DATA:
◇ ◇ ◇

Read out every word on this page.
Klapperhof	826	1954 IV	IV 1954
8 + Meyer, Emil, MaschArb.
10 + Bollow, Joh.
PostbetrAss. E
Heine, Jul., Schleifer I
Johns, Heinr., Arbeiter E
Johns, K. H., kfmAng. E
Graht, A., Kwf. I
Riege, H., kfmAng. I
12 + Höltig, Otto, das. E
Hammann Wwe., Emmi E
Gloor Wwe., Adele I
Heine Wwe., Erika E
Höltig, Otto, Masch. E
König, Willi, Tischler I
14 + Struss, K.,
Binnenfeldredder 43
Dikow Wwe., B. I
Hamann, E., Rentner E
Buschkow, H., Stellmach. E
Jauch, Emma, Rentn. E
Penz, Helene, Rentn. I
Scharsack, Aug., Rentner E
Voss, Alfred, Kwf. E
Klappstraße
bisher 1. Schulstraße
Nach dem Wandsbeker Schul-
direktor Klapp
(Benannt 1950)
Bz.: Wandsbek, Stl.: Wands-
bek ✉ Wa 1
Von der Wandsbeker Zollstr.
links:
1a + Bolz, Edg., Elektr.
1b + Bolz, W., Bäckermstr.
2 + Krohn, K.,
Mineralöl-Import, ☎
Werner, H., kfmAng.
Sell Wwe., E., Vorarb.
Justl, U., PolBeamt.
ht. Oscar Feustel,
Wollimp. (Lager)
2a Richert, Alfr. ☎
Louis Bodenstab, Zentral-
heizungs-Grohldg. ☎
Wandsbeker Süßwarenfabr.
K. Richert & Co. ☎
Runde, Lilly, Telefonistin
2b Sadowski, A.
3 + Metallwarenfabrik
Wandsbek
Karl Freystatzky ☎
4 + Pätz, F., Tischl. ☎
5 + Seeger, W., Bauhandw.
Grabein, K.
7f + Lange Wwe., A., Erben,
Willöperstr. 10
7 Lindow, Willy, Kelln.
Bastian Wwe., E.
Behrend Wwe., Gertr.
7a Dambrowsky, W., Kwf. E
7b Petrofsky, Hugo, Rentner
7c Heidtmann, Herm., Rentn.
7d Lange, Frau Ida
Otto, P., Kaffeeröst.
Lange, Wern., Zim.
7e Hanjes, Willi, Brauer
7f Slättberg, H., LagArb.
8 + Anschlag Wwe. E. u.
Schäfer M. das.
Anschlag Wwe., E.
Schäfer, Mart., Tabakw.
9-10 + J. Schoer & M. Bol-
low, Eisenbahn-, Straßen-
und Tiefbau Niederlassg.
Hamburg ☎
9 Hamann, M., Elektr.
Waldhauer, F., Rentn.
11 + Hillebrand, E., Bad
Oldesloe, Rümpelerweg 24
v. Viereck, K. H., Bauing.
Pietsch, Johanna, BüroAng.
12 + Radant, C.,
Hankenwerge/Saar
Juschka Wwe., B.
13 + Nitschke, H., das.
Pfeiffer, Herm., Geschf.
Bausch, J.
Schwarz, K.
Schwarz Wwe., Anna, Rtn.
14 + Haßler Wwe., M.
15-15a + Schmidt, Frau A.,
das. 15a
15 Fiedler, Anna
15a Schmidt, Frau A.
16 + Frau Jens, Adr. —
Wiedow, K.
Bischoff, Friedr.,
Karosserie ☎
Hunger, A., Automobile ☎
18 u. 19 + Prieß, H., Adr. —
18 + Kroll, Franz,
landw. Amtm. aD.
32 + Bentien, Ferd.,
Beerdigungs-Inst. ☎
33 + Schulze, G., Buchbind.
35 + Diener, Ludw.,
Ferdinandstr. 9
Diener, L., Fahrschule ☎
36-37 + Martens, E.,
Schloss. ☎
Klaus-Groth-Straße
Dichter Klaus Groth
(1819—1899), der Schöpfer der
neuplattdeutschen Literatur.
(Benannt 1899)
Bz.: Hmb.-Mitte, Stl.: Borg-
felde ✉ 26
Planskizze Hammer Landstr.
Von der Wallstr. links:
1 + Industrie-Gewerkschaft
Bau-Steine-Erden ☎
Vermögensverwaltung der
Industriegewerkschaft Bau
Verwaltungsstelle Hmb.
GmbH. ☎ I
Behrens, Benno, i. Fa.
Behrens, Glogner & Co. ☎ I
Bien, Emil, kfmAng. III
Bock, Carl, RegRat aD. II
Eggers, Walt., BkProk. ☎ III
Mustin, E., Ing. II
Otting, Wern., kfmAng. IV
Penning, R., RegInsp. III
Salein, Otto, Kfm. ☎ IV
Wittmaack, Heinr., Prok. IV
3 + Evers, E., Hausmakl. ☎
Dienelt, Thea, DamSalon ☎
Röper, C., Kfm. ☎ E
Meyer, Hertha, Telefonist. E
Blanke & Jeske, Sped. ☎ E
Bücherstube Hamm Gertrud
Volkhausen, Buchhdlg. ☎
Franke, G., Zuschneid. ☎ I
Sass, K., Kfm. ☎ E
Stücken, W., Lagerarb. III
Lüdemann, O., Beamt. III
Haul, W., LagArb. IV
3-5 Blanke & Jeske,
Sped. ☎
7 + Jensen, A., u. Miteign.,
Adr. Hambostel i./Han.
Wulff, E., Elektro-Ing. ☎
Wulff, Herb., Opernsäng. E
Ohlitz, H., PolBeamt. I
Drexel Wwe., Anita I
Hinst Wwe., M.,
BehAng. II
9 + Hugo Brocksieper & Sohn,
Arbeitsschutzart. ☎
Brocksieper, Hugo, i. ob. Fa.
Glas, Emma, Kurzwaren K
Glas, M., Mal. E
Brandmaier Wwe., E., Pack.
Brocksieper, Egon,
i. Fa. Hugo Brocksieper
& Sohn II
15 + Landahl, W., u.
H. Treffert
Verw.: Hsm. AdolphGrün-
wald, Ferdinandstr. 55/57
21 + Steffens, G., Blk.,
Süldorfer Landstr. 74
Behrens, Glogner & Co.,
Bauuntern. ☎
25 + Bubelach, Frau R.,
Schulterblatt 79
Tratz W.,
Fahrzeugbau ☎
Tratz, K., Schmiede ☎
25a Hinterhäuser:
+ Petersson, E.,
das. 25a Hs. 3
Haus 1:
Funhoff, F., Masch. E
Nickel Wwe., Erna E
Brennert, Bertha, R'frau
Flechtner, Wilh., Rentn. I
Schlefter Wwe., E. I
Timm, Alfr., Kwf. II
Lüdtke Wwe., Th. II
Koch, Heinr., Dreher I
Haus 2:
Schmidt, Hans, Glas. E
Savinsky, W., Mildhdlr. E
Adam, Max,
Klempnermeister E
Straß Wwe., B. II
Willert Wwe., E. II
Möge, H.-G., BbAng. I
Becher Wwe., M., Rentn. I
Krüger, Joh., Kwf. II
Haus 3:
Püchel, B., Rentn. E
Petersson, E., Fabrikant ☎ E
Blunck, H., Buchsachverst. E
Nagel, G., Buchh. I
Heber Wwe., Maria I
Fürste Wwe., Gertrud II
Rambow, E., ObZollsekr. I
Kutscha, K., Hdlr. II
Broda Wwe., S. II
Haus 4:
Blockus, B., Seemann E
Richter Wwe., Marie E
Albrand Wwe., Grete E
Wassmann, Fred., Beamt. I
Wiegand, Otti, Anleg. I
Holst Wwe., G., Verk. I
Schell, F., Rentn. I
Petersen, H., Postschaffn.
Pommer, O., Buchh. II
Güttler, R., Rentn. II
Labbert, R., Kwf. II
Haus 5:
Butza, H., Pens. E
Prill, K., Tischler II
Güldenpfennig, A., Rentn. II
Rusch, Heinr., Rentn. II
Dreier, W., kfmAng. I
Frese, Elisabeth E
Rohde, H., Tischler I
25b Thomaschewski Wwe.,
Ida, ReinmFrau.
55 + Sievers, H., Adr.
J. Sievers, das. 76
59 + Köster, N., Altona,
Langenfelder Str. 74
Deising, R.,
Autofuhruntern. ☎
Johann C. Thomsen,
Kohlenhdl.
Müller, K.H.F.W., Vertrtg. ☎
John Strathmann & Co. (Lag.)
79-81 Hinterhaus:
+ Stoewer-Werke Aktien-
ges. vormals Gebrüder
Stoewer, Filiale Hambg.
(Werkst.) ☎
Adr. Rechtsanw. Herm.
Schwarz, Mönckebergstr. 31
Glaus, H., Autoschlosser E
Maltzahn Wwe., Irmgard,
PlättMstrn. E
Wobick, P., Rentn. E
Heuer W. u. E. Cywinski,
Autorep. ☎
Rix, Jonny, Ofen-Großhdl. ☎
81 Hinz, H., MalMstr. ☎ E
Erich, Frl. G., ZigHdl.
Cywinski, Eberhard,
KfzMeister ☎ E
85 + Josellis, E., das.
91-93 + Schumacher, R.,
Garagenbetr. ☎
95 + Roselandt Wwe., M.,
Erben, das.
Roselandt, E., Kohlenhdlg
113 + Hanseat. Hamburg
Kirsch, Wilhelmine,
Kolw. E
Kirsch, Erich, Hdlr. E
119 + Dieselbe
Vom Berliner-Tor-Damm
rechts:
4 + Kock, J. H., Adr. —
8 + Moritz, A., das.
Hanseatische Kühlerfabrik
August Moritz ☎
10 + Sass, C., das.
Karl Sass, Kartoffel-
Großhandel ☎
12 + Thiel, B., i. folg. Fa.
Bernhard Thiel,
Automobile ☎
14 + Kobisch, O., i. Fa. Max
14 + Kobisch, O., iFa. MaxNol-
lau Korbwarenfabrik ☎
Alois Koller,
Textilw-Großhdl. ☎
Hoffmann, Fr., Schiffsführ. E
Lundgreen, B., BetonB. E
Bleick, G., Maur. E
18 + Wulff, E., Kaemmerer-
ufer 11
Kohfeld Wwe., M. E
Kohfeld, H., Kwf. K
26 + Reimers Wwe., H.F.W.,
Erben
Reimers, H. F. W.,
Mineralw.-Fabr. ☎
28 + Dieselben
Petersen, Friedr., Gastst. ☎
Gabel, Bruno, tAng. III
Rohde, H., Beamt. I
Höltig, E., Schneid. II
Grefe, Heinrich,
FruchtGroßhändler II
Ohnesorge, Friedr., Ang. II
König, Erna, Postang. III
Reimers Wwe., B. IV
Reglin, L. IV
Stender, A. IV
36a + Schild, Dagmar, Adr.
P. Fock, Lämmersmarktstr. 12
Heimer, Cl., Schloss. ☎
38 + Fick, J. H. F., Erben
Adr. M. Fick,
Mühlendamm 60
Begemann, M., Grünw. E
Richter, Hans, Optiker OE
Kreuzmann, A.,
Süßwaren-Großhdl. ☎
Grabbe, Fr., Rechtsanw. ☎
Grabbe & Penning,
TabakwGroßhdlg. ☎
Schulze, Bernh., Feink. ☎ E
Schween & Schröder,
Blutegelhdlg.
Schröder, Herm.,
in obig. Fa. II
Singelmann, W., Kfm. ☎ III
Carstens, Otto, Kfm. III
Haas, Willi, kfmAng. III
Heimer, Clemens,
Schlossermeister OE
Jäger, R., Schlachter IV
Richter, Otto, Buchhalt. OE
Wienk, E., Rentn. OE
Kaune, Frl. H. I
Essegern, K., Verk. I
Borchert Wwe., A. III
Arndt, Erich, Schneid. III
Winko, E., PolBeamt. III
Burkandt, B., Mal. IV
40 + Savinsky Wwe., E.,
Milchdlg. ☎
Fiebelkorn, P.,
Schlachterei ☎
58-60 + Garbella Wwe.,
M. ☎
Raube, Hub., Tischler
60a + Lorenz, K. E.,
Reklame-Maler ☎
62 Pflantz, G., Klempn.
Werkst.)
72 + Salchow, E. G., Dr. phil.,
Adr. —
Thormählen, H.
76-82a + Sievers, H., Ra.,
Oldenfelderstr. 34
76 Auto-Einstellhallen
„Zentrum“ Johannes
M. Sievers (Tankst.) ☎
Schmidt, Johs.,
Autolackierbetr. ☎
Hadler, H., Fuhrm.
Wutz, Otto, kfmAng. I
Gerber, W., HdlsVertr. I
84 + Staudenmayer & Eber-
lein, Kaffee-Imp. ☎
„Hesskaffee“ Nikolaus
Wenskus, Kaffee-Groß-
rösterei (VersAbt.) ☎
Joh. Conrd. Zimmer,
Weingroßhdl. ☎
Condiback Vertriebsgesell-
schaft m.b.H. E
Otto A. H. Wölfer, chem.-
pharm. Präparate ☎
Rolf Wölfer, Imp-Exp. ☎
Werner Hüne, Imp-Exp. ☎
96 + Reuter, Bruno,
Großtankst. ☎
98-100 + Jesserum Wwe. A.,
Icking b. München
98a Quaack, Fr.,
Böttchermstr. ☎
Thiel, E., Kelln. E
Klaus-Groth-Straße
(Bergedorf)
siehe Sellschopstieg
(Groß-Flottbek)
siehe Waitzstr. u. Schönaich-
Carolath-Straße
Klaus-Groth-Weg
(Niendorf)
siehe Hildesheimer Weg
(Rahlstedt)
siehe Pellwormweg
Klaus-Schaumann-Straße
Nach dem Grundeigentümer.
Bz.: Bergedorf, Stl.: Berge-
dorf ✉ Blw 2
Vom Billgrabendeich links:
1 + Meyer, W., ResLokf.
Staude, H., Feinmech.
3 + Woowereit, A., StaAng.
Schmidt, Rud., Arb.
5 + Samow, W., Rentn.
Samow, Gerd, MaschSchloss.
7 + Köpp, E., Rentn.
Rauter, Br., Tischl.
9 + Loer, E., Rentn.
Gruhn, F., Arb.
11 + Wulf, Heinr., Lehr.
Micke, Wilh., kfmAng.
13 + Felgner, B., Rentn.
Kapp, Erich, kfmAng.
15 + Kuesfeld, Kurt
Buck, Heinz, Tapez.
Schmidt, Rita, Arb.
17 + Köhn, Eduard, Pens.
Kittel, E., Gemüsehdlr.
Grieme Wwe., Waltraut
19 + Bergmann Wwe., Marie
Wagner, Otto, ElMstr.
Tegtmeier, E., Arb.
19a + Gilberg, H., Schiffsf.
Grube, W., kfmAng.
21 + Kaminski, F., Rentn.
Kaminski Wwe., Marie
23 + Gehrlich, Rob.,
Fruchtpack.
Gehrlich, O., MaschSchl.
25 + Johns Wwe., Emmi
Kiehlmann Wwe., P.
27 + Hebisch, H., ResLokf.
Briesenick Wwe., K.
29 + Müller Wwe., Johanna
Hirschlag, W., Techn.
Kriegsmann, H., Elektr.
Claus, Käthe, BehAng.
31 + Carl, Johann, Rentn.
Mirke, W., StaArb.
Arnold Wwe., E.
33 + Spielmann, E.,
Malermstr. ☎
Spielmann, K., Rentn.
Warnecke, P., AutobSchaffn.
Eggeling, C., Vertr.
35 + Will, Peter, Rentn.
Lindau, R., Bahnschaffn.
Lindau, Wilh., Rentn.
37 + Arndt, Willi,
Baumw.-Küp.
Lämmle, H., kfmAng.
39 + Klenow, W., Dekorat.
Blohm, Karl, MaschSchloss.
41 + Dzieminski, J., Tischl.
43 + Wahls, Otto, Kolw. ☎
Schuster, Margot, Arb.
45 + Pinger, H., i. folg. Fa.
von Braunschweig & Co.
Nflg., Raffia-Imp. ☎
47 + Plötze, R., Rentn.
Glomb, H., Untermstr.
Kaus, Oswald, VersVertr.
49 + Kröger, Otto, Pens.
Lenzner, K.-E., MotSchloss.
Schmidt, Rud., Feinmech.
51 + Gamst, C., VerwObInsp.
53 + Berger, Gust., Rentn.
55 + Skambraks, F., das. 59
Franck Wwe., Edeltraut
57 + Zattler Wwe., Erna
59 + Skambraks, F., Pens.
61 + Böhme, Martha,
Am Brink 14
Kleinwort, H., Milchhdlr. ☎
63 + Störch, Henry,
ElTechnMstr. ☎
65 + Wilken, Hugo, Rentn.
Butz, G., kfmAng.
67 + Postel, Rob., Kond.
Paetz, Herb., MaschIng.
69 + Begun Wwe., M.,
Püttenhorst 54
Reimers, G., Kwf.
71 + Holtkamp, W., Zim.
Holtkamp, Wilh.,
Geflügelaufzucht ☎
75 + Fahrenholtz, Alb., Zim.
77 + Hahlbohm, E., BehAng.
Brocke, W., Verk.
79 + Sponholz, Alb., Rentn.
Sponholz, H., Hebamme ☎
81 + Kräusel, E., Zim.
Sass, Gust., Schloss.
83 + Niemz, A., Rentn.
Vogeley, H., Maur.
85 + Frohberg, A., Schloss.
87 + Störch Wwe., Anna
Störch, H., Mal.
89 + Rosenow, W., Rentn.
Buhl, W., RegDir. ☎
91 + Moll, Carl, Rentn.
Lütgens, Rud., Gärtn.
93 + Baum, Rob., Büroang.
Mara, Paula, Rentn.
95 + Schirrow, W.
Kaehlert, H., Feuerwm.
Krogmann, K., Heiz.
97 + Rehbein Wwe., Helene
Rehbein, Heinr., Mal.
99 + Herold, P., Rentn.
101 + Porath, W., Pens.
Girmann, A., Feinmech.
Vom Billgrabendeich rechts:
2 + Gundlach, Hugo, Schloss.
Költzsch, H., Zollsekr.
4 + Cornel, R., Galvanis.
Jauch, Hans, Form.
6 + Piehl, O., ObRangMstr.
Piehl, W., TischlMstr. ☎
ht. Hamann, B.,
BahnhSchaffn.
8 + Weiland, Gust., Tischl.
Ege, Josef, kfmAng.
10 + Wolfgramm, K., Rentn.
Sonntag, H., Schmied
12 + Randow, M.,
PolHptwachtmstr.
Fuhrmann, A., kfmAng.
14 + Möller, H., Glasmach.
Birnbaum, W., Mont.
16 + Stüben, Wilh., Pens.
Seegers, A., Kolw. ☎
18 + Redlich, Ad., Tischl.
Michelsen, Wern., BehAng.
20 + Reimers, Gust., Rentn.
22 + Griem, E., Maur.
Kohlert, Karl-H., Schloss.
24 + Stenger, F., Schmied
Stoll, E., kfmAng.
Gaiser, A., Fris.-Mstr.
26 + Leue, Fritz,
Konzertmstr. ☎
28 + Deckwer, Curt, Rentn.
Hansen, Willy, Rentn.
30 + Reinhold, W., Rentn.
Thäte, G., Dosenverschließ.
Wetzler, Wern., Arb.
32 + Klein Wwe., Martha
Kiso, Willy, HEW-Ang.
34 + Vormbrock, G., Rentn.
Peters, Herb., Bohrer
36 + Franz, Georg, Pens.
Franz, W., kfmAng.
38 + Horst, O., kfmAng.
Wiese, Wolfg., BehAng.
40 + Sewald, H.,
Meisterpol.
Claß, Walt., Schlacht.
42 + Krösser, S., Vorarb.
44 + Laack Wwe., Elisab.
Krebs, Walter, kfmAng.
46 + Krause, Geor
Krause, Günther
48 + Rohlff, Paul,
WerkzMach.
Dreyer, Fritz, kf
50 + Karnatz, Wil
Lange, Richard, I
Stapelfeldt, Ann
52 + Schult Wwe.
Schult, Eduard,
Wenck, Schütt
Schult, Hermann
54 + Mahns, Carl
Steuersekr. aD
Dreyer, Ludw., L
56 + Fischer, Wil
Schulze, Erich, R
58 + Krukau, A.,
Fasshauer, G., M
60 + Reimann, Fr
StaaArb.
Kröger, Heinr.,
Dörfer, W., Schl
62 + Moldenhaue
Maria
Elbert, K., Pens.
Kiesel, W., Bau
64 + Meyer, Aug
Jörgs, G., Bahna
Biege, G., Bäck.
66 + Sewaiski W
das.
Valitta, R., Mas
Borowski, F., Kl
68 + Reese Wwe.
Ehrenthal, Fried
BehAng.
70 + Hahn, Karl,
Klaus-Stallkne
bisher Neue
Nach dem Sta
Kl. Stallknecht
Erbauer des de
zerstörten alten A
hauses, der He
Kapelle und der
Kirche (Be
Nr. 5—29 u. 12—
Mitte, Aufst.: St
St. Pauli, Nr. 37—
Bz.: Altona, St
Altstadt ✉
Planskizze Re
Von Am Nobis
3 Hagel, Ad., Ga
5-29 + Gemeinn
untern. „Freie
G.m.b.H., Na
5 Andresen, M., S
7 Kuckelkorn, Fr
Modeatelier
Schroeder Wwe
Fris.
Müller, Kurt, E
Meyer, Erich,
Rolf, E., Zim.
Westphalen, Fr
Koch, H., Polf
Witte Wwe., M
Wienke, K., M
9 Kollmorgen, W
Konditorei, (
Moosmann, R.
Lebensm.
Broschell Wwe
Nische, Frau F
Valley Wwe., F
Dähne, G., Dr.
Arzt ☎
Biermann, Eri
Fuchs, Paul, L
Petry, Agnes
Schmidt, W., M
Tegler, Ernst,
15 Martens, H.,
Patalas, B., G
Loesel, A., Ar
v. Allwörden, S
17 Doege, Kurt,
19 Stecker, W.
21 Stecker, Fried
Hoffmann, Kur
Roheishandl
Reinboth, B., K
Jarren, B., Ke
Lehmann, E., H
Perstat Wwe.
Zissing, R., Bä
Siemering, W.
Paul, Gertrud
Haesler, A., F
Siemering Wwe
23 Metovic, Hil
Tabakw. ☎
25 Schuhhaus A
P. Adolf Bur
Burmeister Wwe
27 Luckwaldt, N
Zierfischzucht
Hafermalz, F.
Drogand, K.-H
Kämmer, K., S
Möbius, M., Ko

◇ ◇ ◇

SHORT TASK: Collect the lines of the records that include the string "Groth".

SOLUTION TO THIS EXERCISE:
Klaus-Groth-Straße
Dichter Klaus Groth
Klaus-Groth-Straße
Klaus-Groth-Weg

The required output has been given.